[Start of DATA]

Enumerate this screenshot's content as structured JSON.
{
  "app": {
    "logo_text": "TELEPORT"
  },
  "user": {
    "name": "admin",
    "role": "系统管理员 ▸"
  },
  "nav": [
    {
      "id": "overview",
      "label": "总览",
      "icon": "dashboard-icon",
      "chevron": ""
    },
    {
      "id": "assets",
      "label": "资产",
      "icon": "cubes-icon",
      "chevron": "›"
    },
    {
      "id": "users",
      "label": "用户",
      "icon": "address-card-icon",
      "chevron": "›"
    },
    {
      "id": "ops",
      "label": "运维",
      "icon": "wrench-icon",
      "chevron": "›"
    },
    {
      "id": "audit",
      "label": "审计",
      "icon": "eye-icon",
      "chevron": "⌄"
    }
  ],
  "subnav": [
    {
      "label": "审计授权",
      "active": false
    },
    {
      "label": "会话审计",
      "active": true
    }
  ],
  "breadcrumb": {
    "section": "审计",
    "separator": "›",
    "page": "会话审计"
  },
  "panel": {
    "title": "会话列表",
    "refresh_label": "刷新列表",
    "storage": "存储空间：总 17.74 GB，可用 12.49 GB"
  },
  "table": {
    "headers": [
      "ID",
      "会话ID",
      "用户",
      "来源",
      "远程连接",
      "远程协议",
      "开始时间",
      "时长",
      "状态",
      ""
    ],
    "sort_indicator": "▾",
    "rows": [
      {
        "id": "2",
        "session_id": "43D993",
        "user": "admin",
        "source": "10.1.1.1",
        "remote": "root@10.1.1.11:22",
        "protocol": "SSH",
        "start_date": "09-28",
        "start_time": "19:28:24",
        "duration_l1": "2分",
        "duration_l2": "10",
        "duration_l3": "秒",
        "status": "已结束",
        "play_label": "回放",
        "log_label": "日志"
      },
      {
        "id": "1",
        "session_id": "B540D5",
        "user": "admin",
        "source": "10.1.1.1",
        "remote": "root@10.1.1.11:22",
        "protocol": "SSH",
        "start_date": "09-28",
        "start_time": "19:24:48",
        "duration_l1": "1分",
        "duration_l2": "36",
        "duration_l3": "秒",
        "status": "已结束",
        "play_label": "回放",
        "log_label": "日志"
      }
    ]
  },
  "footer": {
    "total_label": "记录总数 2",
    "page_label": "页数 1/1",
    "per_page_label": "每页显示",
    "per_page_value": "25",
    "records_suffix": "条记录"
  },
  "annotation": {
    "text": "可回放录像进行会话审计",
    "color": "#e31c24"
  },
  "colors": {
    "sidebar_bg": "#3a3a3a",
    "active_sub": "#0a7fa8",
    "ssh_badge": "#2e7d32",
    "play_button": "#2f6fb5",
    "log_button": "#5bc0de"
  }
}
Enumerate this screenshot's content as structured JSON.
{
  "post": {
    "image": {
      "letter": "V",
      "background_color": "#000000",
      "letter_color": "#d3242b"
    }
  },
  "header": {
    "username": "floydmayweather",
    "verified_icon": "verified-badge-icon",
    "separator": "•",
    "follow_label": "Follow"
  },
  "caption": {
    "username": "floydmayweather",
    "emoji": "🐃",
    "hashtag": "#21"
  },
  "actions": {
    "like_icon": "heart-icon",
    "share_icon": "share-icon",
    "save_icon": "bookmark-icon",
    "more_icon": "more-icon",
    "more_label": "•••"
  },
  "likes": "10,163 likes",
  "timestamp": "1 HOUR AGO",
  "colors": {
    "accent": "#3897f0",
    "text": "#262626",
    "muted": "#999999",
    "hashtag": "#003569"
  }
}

[End of DATA]

**REQUIREMENT:**
Locate all lines in the listing above with the word "icon" and copy them.

**RESULT OF THE TASK:**
      "icon": "dashboard-icon",
      "icon": "cubes-icon",
      "icon": "address-card-icon",
      "icon": "wrench-icon",
      "icon": "eye-icon",
    "verified_icon": "verified-badge-icon",
    "like_icon": "heart-icon",
    "share_icon": "share-icon",
    "save_icon": "bookmark-icon",
    "more_icon": "more-icon",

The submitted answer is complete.